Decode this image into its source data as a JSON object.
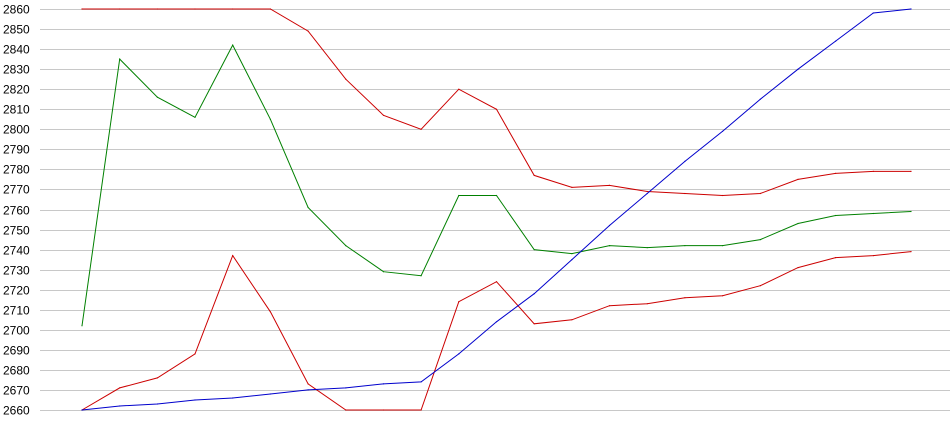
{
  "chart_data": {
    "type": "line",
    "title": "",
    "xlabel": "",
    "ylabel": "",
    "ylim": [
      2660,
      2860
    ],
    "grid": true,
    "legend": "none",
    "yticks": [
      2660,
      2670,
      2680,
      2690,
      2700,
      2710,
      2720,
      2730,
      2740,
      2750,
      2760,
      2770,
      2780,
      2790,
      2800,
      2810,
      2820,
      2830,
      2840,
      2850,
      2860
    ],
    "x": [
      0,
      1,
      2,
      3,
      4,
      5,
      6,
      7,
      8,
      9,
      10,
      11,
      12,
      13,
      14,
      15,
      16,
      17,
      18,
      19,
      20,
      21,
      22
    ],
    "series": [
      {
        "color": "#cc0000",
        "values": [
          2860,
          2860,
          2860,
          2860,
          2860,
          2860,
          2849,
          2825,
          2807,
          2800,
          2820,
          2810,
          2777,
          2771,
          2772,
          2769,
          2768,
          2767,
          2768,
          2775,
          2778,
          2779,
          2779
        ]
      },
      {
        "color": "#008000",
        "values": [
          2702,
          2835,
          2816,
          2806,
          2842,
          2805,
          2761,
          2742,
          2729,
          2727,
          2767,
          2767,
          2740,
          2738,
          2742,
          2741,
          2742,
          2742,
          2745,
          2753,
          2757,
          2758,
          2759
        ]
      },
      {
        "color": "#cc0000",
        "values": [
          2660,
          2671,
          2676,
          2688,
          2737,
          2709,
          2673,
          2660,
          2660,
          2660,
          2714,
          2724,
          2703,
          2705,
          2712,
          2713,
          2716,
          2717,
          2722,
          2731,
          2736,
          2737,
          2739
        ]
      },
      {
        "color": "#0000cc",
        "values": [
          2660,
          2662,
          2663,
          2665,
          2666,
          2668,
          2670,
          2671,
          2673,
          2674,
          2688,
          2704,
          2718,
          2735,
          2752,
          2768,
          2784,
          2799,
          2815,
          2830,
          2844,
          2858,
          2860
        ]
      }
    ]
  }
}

● **WHAT IS EXPECTED**
Looking at the data above, how many lines hold the word "color"? Respond with the number alone.

● **EXERCISE OUTPUT**
4